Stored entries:

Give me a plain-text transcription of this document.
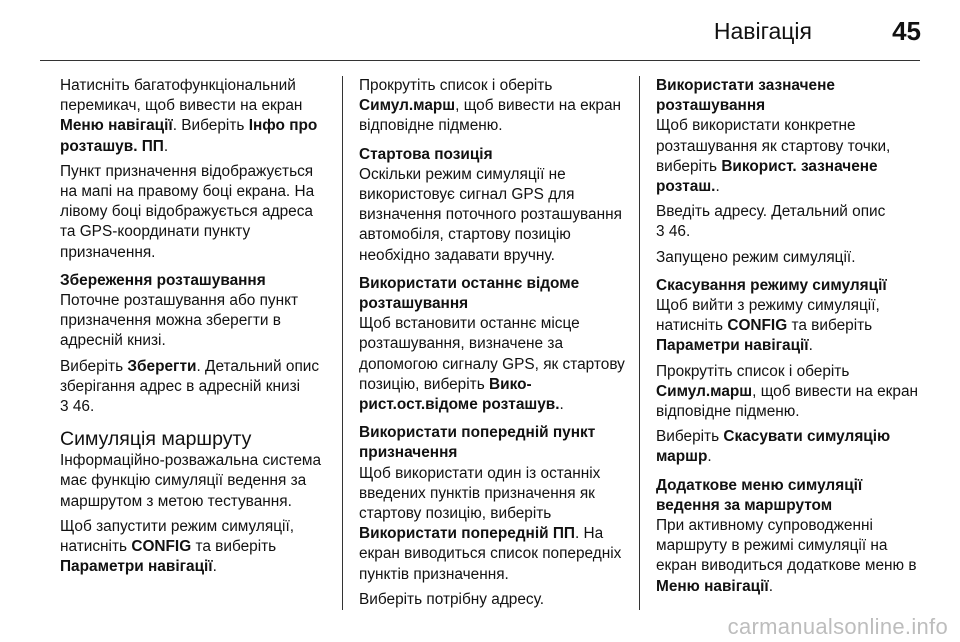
Навігація	45

Натисніть багатофункціональний перемикач, щоб вивести на екран Меню навігації. Виберіть Інфо про розташув. ПП.

Пункт призначення відображується на мапі на правому боці екрана. На лівому боці відображується адреса та GPS-координати пункту призначення.

Збереження розташування

Поточне розташування або пункт призначення можна зберегти в адресній книзі.

Виберіть Зберегти. Детальний опис зберігання адрес в адресній книзі
3 46.

Симуляція маршруту

Інформаційно-розважальна система має функцію симуляції ведення за маршрутом з метою тестування.

Щоб запустити режим симуляції, натисніть CONFIG та виберіть Параметри навігації.

Прокрутіть список і оберіть Симул.марш, щоб вивести на екран відповідне підменю.

Стартова позиція

Оскільки режим симуляції не використовує сигнал GPS для визначення поточного розташування автомобіля, стартову позицію необхідно задавати вручну.

Використати останнє відоме розташування

Щоб встановити останнє місце розташування, визначене за допомогою сигналу GPS, як стартову позицію, виберіть Вико-рист.ост.відоме розташув..

Використати попередній пункт призначення

Щоб використати один із останніх введених пунктів призначення як стартову позицію, виберіть Використати попередній ПП. На екран виводиться список попередніх пунктів призначення.

Виберіть потрібну адресу.

Використати зазначене розташування

Щоб використати конкретне розташування як стартову точки, виберіть Використ. зазначене розташ..

Введіть адресу. Детальний опис
3 46.

Запущено режим симуляції.

Скасування режиму симуляції

Щоб вийти з режиму симуляції, натисніть CONFIG та виберіть Параметри навігації.

Прокрутіть список і оберіть Симул.марш, щоб вивести на екран відповідне підменю.

Виберіть Скасувати симуляцію маршр.

Додаткове меню симуляції ведення за маршрутом

При активному супроводженні маршруту в режимі симуляції на екран виводиться додаткове меню в Меню навігації.

carmanualsonline.info
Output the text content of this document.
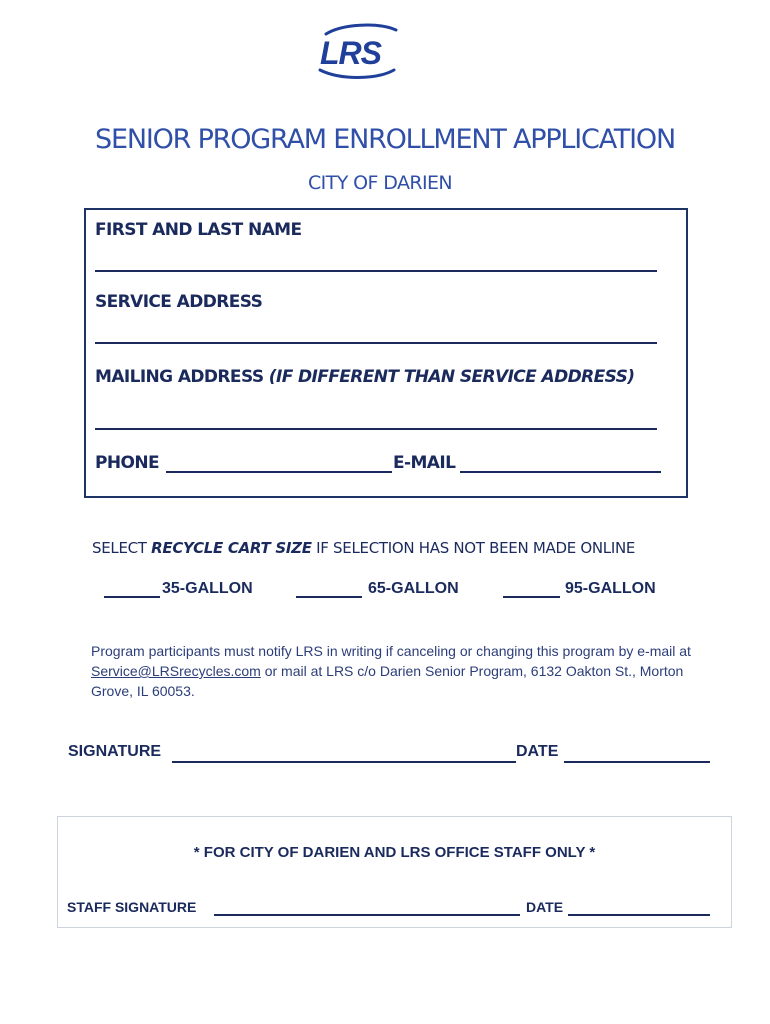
LRS
SENIOR PROGRAM ENROLLMENT APPLICATION
CITY OF DARIEN
FIRST AND LAST NAME
SERVICE ADDRESS
MAILING ADDRESS (IF DIFFERENT THAN SERVICE ADDRESS)
PHONE	E-MAIL
SELECT RECYCLE CART SIZE IF SELECTION HAS NOT BEEN MADE ONLINE
35-GALLON	65-GALLON	95-GALLON
Program participants must notify LRS in writing if canceling or changing this program by e-mail at Service@LRSrecycles.com or mail at LRS c/o Darien Senior Program, 6132 Oakton St., Morton Grove, IL 60053.
SIGNATURE	DATE
* FOR CITY OF DARIEN AND LRS OFFICE STAFF ONLY *
STAFF SIGNATURE	DATE
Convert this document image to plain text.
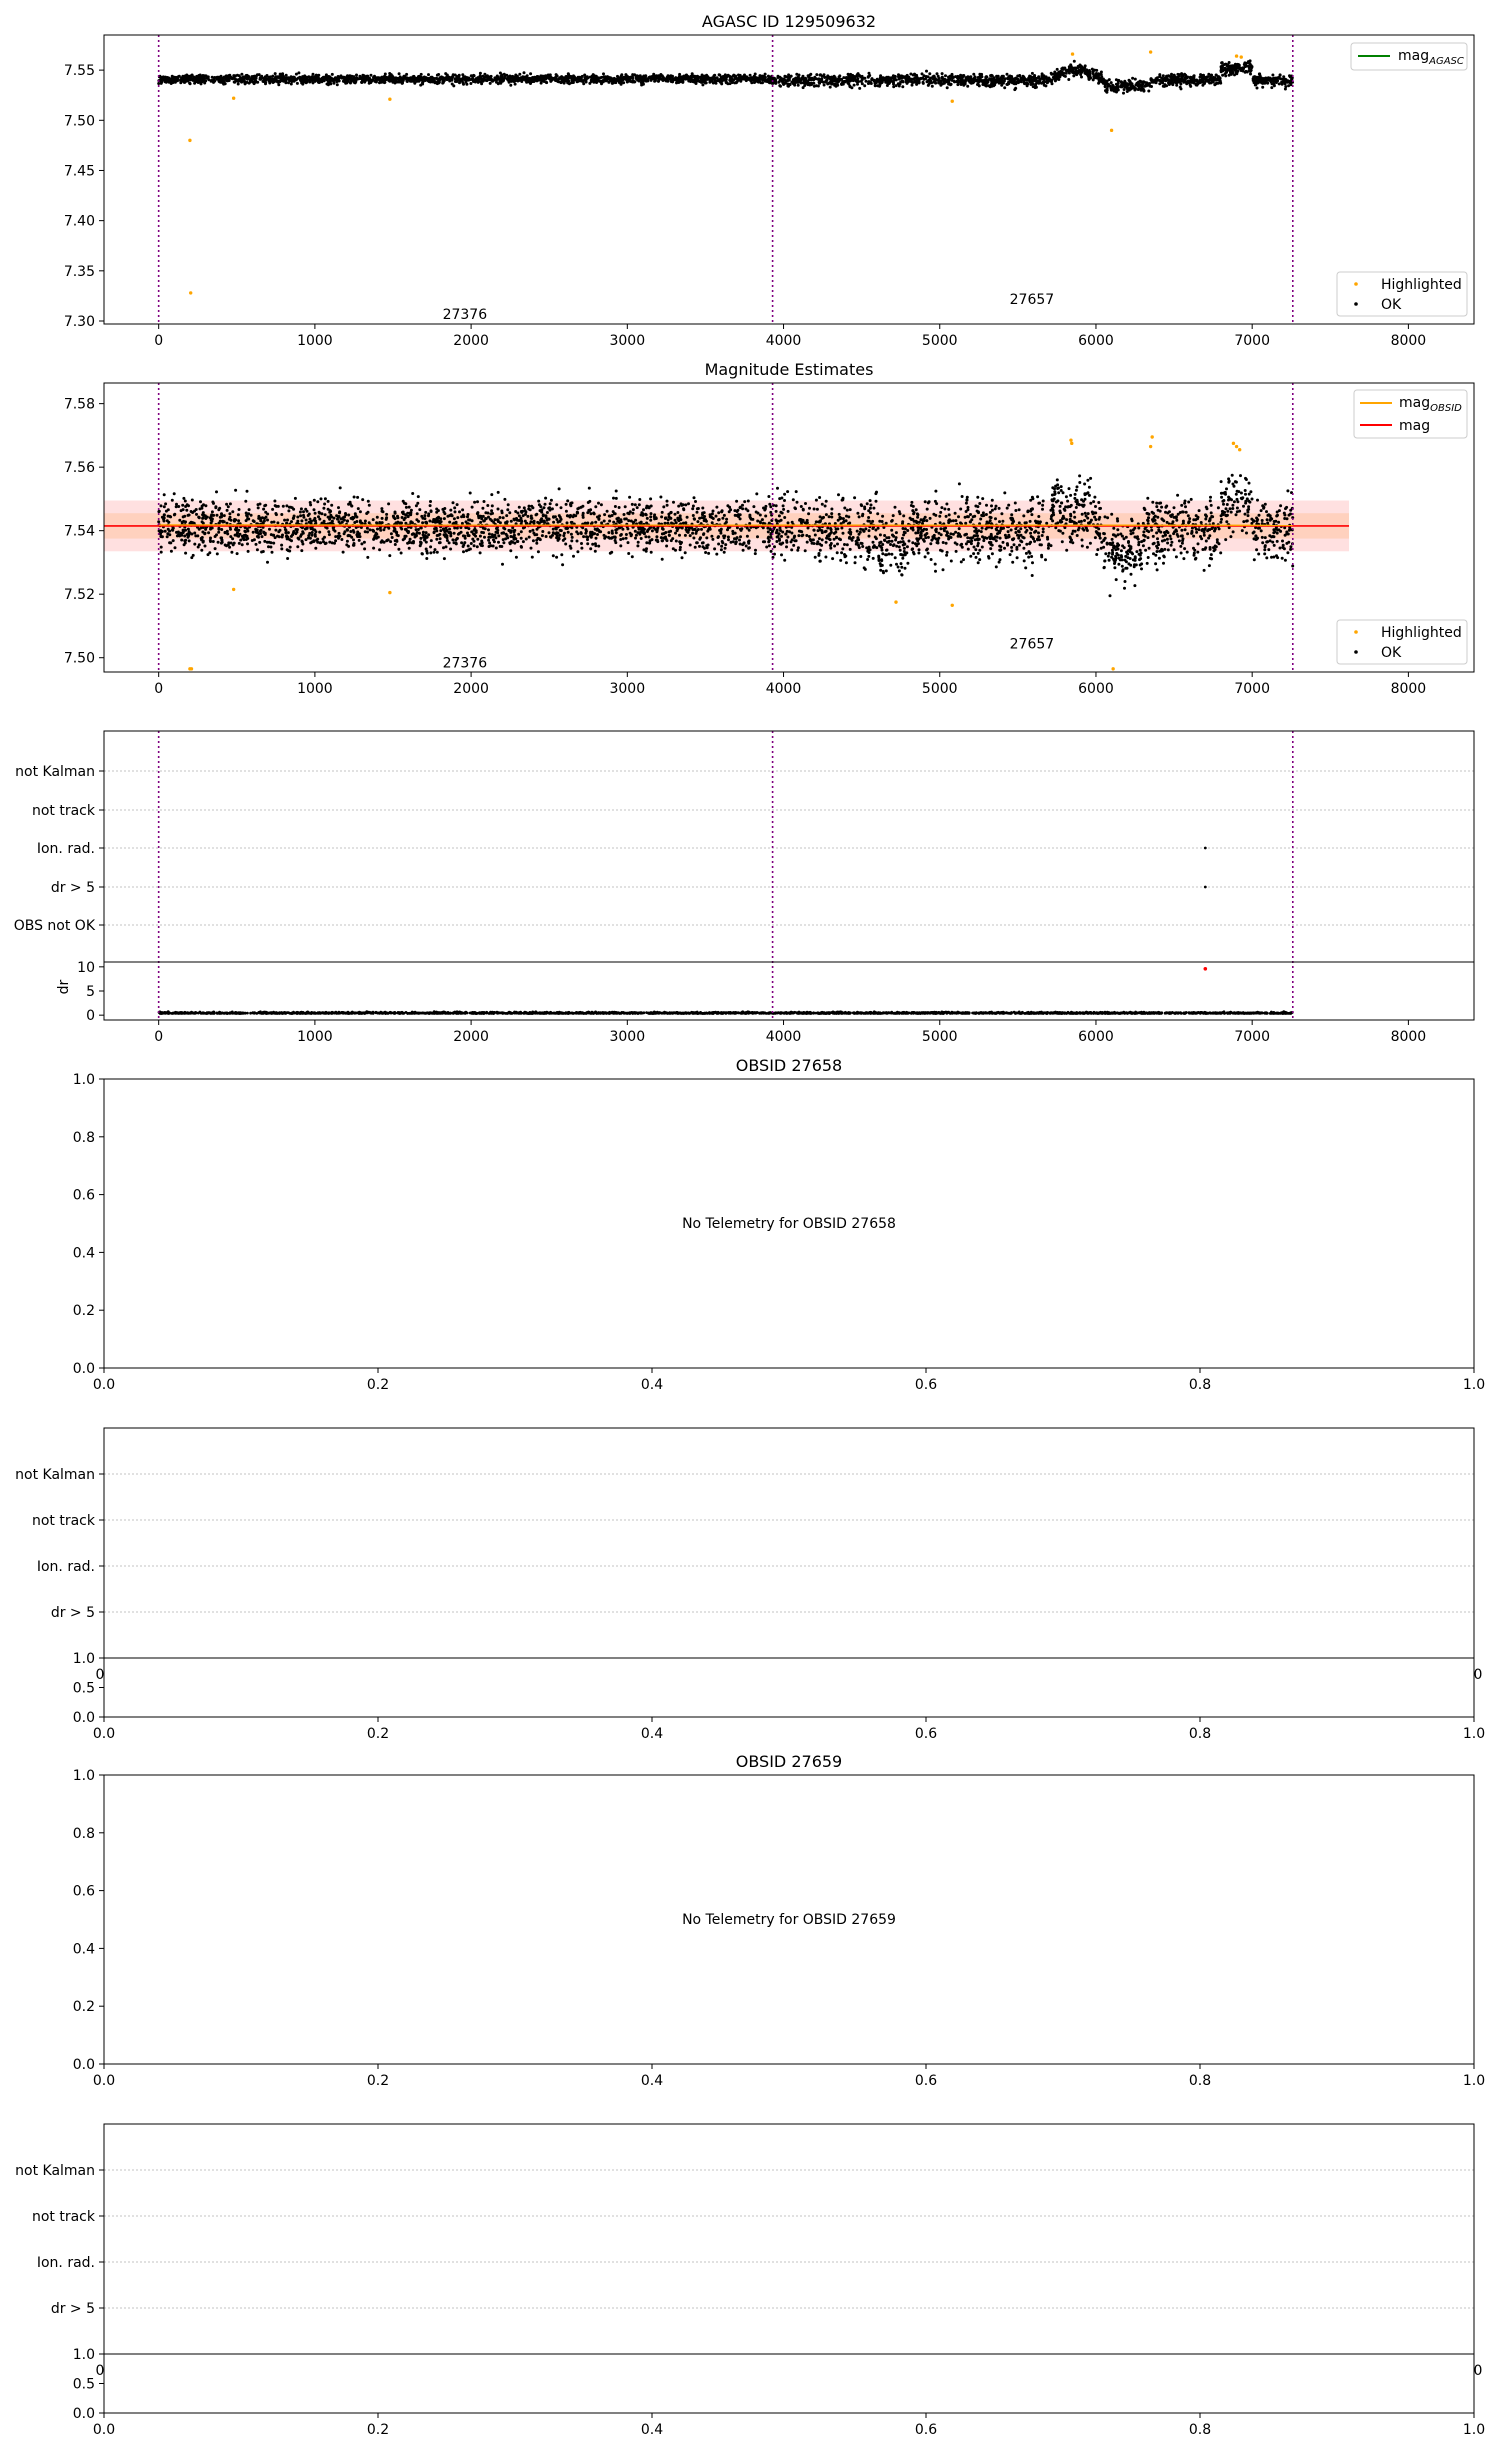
AGASC ID 129509632
27376
27657
0	1000	2000	3000	4000	5000	6000	7000	8000
7.30
7.35
7.40
7.45
7.50
7.55
mag$_{AGASC}$
Highlighted
OK
Magnitude Estimates
27376
27657
0	1000	2000	3000	4000	5000	6000	7000	8000
7.50
7.52
7.54
7.56
7.58	mag$_{OBSID}$
mag
Highlighted
OK
not Kalman
not track
Ion. rad.
dr > 5
OBS not OK
0	1000	2000	3000	4000	5000	6000	7000	8000
0
5
10
dr
OBSID 27658
No Telemetry for OBSID 27658
0.0	0.2	0.4	0.6	0.8	1.0
0.0
0.2
0.4
0.6
0.8
1.0
not Kalman
not track
Ion. rad.
dr > 5
0	0
0.0	0.2	0.4	0.6	0.8	1.0
0.0
0.5
1.0
OBSID 27659
No Telemetry for OBSID 27659
0.0	0.2	0.4	0.6	0.8	1.0
0.0
0.2
0.4
0.6
0.8
1.0
not Kalman
not track
Ion. rad.
dr > 5
0	0
0.0	0.2	0.4	0.6	0.8	1.0
0.0
0.5
1.0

» Written instruction
From the entries above, copy every line containing the word "document".

» Answer in full
Give me a plain-text transcription of this document.
Output the text content of this document.
Convert this document image to plain text.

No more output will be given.